Report the total number of lines that include the string "fafafa", without any other text.
☆ ☆ ☆ ☆ ☆
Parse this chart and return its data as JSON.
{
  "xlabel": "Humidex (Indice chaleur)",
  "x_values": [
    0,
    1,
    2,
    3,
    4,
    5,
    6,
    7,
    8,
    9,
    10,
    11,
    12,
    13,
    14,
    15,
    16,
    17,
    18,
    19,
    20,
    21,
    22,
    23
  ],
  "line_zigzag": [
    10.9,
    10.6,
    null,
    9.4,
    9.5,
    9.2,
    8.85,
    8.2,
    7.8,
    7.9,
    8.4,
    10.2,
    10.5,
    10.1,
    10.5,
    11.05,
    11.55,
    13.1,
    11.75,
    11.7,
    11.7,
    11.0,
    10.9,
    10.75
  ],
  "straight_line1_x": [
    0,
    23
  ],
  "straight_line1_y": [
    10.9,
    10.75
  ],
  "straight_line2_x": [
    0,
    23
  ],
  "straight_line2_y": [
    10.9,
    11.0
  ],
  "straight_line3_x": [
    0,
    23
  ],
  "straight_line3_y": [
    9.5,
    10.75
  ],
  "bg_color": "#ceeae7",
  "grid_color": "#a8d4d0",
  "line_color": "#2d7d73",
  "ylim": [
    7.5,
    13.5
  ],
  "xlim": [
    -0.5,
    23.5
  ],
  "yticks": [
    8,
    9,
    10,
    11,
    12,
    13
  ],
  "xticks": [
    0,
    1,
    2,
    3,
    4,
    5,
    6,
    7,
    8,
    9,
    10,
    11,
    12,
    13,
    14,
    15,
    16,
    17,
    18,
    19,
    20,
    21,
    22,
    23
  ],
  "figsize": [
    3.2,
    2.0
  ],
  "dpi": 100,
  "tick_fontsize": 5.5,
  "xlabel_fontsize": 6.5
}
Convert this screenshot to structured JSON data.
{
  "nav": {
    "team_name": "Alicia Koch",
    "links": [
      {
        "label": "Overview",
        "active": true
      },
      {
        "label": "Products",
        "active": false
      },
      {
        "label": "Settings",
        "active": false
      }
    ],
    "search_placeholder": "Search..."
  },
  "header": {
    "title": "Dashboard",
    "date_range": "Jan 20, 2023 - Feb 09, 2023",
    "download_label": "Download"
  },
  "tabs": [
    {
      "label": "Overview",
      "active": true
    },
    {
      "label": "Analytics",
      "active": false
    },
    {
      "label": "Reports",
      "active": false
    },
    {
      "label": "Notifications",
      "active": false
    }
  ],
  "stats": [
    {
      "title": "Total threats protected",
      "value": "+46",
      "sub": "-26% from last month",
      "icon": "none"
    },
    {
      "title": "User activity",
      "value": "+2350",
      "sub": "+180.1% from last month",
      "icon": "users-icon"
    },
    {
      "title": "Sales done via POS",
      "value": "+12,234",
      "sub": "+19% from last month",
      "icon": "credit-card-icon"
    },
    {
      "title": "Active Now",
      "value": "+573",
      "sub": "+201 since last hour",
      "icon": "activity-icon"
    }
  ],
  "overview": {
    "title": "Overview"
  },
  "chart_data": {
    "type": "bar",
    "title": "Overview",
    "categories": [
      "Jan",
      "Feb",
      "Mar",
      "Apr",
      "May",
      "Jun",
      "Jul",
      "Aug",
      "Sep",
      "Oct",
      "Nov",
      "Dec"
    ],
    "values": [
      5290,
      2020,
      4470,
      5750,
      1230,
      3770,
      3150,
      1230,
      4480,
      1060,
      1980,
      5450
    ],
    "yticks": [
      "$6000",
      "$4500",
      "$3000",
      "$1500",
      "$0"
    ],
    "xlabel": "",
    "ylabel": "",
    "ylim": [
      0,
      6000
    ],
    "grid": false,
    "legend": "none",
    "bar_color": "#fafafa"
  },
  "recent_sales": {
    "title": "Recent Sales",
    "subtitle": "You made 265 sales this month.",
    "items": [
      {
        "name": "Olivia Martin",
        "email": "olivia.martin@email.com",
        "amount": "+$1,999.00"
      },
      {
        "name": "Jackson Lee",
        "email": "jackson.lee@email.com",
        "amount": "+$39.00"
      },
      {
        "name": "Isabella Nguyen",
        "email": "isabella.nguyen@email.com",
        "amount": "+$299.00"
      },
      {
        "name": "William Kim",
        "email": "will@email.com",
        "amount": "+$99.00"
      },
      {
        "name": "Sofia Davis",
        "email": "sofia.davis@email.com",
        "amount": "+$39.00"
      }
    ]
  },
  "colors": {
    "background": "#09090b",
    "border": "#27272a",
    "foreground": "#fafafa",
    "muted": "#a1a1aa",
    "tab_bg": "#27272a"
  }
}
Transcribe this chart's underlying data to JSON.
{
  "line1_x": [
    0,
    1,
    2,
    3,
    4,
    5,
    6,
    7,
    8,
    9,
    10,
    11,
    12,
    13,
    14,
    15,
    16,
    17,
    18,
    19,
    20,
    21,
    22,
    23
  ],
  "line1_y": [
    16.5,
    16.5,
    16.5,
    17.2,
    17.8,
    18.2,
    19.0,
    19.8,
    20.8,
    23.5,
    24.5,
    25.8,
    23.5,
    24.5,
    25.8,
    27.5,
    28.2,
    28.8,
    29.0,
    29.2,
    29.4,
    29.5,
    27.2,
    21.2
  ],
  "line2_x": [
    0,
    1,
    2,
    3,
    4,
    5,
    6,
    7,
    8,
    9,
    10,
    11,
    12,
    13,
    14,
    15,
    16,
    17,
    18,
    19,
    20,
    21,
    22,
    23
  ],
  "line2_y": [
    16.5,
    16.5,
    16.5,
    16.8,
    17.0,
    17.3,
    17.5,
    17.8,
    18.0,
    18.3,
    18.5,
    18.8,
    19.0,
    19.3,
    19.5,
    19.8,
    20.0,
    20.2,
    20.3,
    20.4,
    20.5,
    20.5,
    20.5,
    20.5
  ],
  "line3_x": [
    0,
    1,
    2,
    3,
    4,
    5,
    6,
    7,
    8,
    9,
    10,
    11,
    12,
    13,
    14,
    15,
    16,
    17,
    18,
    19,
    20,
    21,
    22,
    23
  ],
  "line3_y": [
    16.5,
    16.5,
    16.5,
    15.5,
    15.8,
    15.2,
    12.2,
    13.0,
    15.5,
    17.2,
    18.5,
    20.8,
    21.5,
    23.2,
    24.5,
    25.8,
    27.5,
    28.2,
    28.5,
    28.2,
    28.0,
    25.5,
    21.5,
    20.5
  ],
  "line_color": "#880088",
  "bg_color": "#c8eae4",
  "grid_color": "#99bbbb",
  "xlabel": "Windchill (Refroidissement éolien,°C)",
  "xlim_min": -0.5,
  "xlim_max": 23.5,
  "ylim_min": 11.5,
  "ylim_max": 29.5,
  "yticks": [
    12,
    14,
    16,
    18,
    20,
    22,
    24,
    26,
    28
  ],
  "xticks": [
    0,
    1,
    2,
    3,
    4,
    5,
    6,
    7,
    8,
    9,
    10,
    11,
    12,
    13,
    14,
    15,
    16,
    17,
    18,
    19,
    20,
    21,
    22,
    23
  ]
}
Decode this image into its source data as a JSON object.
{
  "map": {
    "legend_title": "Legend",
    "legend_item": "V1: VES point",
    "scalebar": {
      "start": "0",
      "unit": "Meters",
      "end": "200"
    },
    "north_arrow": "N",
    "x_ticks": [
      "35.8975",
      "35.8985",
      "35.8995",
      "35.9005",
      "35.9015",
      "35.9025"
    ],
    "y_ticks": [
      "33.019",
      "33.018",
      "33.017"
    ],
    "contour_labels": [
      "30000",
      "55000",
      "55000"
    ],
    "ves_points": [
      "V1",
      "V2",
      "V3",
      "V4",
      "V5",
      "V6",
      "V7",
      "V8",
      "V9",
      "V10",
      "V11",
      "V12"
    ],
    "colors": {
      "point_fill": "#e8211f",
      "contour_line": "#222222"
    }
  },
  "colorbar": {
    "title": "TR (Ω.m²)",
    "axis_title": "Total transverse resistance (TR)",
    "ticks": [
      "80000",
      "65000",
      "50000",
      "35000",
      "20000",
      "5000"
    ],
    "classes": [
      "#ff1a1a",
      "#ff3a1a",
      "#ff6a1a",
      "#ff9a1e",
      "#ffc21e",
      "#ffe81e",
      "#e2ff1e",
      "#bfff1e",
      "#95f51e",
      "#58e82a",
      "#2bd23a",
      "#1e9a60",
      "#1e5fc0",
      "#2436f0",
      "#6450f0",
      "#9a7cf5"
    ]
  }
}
☆ ☆ ☆ ☆ ☆
**Exercise solution**
2